• [WHAT THE EXERCISE ASKS] From the entries below, please gather each line containing the string "explanation".

• [ITEMS]
-----

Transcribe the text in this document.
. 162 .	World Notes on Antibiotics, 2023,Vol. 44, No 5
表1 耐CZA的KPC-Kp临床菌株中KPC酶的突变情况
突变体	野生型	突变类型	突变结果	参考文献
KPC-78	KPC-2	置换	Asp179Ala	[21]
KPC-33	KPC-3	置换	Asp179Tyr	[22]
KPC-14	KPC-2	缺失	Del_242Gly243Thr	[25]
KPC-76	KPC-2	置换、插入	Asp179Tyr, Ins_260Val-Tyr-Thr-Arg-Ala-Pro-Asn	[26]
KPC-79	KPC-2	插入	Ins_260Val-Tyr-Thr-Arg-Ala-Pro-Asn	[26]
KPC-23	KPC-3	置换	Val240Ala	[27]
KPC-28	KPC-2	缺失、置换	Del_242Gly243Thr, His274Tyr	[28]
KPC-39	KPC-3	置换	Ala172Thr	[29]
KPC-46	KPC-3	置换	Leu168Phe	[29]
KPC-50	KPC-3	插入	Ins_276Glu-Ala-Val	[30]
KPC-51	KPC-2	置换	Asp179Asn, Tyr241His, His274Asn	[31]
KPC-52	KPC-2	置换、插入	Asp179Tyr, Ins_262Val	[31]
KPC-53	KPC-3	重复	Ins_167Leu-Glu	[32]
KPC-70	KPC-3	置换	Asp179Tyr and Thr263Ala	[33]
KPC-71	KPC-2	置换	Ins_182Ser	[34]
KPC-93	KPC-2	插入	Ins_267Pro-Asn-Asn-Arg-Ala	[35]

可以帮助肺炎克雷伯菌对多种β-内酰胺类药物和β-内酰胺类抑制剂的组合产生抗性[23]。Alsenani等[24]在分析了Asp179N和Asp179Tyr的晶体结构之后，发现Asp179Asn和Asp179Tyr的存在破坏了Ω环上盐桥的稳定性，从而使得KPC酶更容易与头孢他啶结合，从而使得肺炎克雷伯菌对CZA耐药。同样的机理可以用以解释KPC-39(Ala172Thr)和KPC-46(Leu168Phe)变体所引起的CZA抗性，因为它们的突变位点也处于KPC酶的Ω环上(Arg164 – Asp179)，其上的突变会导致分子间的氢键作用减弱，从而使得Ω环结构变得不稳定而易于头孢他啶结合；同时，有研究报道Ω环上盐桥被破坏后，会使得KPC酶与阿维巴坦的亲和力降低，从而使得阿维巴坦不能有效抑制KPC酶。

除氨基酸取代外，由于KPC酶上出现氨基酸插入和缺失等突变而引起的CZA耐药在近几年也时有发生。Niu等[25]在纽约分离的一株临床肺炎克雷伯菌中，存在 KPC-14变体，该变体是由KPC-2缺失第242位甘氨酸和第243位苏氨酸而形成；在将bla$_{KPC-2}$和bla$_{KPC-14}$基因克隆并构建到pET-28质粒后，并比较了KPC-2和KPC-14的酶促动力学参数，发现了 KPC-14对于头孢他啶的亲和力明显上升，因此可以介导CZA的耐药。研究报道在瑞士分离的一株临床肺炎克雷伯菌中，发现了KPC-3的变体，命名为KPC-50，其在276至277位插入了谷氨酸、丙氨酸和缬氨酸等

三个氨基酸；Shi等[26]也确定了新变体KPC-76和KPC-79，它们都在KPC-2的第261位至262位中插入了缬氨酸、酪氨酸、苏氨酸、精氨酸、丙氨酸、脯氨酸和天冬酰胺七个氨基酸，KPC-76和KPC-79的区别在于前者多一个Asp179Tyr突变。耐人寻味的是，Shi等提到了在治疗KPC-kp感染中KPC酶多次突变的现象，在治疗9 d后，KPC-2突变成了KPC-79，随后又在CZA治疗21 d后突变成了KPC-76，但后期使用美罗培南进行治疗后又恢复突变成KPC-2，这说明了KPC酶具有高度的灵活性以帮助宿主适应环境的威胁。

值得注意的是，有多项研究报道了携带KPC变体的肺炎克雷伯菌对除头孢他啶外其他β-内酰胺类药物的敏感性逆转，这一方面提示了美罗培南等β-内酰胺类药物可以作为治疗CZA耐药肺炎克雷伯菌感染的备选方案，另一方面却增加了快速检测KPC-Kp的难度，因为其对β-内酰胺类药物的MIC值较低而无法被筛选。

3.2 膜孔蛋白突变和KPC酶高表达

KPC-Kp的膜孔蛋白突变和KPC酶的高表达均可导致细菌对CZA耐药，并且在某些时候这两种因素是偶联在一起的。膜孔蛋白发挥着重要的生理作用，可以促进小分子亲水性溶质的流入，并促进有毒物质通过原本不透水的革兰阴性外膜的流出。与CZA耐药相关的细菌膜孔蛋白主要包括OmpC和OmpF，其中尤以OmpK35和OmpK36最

-----

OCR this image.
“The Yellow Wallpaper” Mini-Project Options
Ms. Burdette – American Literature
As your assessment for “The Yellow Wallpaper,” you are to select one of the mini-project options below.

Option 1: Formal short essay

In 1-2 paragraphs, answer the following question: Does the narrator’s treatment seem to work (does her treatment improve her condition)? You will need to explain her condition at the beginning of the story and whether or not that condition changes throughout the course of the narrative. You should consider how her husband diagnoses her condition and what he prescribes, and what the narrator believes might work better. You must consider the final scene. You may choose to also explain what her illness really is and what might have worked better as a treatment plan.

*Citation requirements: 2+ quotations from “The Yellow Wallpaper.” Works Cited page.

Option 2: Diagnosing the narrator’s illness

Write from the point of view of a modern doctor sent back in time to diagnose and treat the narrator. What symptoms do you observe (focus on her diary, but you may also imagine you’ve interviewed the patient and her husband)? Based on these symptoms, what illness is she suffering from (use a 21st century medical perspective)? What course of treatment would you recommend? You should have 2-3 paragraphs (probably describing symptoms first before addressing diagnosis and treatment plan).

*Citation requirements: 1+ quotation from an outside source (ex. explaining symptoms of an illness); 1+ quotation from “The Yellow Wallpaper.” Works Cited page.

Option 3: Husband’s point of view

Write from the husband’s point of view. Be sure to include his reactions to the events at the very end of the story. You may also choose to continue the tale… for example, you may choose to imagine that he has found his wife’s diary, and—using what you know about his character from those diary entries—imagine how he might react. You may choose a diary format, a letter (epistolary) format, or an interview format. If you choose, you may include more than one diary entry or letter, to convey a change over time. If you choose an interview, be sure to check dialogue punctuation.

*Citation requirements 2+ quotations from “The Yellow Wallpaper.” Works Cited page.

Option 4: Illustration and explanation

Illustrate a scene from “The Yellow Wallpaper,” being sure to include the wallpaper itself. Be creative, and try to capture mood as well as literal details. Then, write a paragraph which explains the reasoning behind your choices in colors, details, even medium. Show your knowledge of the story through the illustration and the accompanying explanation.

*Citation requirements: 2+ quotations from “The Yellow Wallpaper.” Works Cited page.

-----

• [FULL RESPONSE]
Option 4: Illustration and explanation
Illustrate a scene from “The Yellow Wallpaper,” being sure to include the wallpaper itself. Be creative, and try to capture mood as well as literal details. Then, write a paragraph which explains the reasoning behind your choices in colors, details, even medium. Show your knowledge of the story through the illustration and the accompanying explanation.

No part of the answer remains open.